Locate the string "Gelatine" in the listing below. Copy every line where it is found.

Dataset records
[Begin]
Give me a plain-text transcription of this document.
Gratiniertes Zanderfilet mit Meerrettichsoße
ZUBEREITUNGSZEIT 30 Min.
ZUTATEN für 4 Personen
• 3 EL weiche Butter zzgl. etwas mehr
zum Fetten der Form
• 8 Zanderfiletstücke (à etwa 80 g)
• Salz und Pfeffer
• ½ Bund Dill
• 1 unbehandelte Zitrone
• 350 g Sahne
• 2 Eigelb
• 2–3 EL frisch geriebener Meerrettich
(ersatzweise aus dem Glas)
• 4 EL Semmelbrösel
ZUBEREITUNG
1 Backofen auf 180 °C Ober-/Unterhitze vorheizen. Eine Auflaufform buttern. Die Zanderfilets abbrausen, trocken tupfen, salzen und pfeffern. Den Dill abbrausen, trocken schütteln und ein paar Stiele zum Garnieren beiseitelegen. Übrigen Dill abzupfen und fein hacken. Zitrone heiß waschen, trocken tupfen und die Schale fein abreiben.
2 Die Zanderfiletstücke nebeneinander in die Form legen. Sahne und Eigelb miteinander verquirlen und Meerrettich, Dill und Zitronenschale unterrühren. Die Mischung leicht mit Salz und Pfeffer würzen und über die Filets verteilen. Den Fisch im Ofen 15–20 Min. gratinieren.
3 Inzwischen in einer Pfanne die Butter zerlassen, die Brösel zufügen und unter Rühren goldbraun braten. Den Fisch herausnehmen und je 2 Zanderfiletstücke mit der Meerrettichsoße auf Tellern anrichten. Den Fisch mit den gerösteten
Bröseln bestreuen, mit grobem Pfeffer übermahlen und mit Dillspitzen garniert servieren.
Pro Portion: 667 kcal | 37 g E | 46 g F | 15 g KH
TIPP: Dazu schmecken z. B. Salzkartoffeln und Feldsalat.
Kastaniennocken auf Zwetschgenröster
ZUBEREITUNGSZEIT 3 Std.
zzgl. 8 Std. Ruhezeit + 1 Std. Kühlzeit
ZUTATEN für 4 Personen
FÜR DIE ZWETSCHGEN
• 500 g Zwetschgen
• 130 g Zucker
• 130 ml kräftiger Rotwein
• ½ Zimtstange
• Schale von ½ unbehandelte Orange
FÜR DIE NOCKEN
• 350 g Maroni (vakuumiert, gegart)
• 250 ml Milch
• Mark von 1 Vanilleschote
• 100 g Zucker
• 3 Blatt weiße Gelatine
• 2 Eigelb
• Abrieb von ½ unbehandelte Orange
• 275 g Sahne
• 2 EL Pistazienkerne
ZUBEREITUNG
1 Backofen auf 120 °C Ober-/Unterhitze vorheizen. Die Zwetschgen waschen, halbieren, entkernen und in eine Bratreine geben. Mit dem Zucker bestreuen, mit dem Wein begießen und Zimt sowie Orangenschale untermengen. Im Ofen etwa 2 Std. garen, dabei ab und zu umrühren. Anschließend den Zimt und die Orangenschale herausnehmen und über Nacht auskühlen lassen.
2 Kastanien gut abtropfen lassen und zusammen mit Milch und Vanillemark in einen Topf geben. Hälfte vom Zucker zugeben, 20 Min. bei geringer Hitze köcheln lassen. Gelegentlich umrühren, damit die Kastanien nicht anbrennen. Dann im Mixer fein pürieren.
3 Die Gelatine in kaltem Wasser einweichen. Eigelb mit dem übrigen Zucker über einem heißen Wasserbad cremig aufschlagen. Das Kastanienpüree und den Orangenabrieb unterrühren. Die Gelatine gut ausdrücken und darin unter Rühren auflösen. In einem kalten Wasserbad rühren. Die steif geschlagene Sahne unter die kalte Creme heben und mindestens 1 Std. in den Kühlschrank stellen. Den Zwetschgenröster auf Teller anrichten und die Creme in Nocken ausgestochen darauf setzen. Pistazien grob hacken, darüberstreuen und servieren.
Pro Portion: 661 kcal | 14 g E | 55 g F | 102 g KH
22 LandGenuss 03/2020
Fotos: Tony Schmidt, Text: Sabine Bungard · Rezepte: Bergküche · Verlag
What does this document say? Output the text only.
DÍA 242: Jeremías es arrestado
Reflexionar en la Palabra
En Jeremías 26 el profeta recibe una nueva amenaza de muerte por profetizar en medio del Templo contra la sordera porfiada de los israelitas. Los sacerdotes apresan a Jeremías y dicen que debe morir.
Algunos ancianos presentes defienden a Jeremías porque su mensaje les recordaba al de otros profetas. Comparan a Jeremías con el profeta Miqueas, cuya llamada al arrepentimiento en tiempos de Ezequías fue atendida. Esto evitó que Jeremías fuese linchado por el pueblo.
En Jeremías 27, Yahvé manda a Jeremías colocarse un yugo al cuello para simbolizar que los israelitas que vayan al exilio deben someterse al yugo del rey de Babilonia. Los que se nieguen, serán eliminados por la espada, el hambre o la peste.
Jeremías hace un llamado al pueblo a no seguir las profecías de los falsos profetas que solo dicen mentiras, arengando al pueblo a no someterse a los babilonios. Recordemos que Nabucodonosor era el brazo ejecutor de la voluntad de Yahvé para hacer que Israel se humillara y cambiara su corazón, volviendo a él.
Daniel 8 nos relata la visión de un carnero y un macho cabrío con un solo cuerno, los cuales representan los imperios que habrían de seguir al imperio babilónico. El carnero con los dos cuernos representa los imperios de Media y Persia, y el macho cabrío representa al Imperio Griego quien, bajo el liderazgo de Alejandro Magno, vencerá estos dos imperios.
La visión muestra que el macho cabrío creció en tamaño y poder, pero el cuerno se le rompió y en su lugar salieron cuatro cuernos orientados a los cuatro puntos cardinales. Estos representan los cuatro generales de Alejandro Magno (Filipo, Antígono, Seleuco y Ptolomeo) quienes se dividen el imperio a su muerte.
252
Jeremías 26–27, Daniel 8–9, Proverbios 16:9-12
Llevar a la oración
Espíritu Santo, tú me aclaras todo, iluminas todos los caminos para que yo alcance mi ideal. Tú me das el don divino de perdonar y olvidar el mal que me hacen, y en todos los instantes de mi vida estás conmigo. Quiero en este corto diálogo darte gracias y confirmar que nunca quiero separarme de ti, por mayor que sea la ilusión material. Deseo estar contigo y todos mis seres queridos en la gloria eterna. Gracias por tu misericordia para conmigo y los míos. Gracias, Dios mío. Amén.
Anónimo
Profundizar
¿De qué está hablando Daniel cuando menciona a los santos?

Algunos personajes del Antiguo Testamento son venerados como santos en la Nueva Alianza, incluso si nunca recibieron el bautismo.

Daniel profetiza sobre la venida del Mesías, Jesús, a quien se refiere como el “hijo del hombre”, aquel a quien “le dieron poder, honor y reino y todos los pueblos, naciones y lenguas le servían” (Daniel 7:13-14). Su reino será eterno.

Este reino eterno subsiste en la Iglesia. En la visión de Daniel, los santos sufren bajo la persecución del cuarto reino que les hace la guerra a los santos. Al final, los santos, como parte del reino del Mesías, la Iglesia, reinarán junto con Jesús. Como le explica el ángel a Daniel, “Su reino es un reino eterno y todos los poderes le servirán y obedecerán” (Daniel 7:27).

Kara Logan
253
[End]
* _Solution_:
• 3 Blatt weiße Gelatine
3 Die Gelatine in kaltem Wasser einweichen. Eigelb mit dem übrigen Zucker über einem heißen Wasserbad cremig aufschlagen. Das Kastanienpüree und den Orangenabrieb unterrühren. Die Gelatine gut ausdrücken und darin unter Rühren auflösen. In einem kalten Wasserbad rühren. Die steif geschlagene Sahne unter die kalte Creme heben und mindestens 1 Std. in den Kühlschrank stellen. Den Zwetschgenröster auf Teller anrichten und die Creme in Nocken ausgestochen darauf setzen. Pistazien grob hacken, darüberstreuen und servieren.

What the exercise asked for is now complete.